--- Start of SUPPLIED DATA ---

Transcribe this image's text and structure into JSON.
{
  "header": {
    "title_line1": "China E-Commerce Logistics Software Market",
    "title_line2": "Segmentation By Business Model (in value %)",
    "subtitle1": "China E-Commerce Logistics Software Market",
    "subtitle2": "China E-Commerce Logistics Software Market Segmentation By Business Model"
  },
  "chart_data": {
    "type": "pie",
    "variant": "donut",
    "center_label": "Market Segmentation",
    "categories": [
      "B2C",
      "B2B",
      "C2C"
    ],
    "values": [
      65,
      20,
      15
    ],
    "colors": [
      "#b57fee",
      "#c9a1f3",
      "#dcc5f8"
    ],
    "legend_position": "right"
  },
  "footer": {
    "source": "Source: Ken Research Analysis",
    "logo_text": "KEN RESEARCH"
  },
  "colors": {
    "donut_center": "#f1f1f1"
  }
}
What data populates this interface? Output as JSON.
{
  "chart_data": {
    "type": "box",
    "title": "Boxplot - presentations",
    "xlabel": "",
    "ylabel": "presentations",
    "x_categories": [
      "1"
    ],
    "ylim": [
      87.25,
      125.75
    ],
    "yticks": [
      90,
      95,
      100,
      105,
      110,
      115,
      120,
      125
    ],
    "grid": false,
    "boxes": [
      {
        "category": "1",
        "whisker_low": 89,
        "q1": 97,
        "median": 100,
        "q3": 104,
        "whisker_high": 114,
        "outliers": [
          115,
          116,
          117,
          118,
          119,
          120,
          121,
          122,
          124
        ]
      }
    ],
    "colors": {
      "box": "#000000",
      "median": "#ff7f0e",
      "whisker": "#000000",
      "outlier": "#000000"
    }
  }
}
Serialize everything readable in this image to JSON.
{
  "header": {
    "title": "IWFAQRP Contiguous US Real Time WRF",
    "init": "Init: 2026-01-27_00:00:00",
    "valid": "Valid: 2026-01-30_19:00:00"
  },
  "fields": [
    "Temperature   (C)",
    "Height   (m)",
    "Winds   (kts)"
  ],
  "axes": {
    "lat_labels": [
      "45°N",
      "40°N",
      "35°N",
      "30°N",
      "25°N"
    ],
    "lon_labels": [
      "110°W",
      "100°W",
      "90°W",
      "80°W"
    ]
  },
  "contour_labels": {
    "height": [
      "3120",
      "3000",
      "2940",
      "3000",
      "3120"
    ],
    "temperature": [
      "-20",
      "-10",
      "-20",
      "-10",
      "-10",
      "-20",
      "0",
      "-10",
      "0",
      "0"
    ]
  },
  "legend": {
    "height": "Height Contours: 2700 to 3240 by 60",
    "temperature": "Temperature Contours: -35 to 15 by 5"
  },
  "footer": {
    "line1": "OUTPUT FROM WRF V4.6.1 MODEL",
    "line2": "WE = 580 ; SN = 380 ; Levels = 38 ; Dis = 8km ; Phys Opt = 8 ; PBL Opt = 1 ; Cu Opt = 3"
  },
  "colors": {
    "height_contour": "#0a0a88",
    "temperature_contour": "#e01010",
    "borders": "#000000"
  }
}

--- End of SUPPLIED DATA ---

### REQUIRED TASK
Make an exact copy of every line in the data.

### WRITTEN ANSWER
Transcribe this image's text and structure into JSON.
{
  "header": {
    "title_line1": "China E-Commerce Logistics Software Market",
    "title_line2": "Segmentation By Business Model (in value %)",
    "subtitle1": "China E-Commerce Logistics Software Market",
    "subtitle2": "China E-Commerce Logistics Software Market Segmentation By Business Model"
  },
  "chart_data": {
    "type": "pie",
    "variant": "donut",
    "center_label": "Market Segmentation",
    "categories": [
      "B2C",
      "B2B",
      "C2C"
    ],
    "values": [
      65,
      20,
      15
    ],
    "colors": [
      "#b57fee",
      "#c9a1f3",
      "#dcc5f8"
    ],
    "legend_position": "right"
  },
  "footer": {
    "source": "Source: Ken Research Analysis",
    "logo_text": "KEN RESEARCH"
  },
  "colors": {
    "donut_center": "#f1f1f1"
  }
}
What data populates this interface? Output as JSON.
{
  "chart_data": {
    "type": "box",
    "title": "Boxplot - presentations",
    "xlabel": "",
    "ylabel": "presentations",
    "x_categories": [
      "1"
    ],
    "ylim": [
      87.25,
      125.75
    ],
    "yticks": [
      90,
      95,
      100,
      105,
      110,
      115,
      120,
      125
    ],
    "grid": false,
    "boxes": [
      {
        "category": "1",
        "whisker_low": 89,
        "q1": 97,
        "median": 100,
        "q3": 104,
        "whisker_high": 114,
        "outliers": [
          115,
          116,
          117,
          118,
          119,
          120,
          121,
          122,
          124
        ]
      }
    ],
    "colors": {
      "box": "#000000",
      "median": "#ff7f0e",
      "whisker": "#000000",
      "outlier": "#000000"
    }
  }
}
Serialize everything readable in this image to JSON.
{
  "header": {
    "title": "IWFAQRP Contiguous US Real Time WRF",
    "init": "Init: 2026-01-27_00:00:00",
    "valid": "Valid: 2026-01-30_19:00:00"
  },
  "fields": [
    "Temperature   (C)",
    "Height   (m)",
    "Winds   (kts)"
  ],
  "axes": {
    "lat_labels": [
      "45°N",
      "40°N",
      "35°N",
      "30°N",
      "25°N"
    ],
    "lon_labels": [
      "110°W",
      "100°W",
      "90°W",
      "80°W"
    ]
  },
  "contour_labels": {
    "height": [
      "3120",
      "3000",
      "2940",
      "3000",
      "3120"
    ],
    "temperature": [
      "-20",
      "-10",
      "-20",
      "-10",
      "-10",
      "-20",
      "0",
      "-10",
      "0",
      "0"
    ]
  },
  "legend": {
    "height": "Height Contours: 2700 to 3240 by 60",
    "temperature": "Temperature Contours: -35 to 15 by 5"
  },
  "footer": {
    "line1": "OUTPUT FROM WRF V4.6.1 MODEL",
    "line2": "WE = 580 ; SN = 380 ; Levels = 38 ; Dis = 8km ; Phys Opt = 8 ; PBL Opt = 1 ; Cu Opt = 3"
  },
  "colors": {
    "height_contour": "#0a0a88",
    "temperature_contour": "#e01010",
    "borders": "#000000"
  }
}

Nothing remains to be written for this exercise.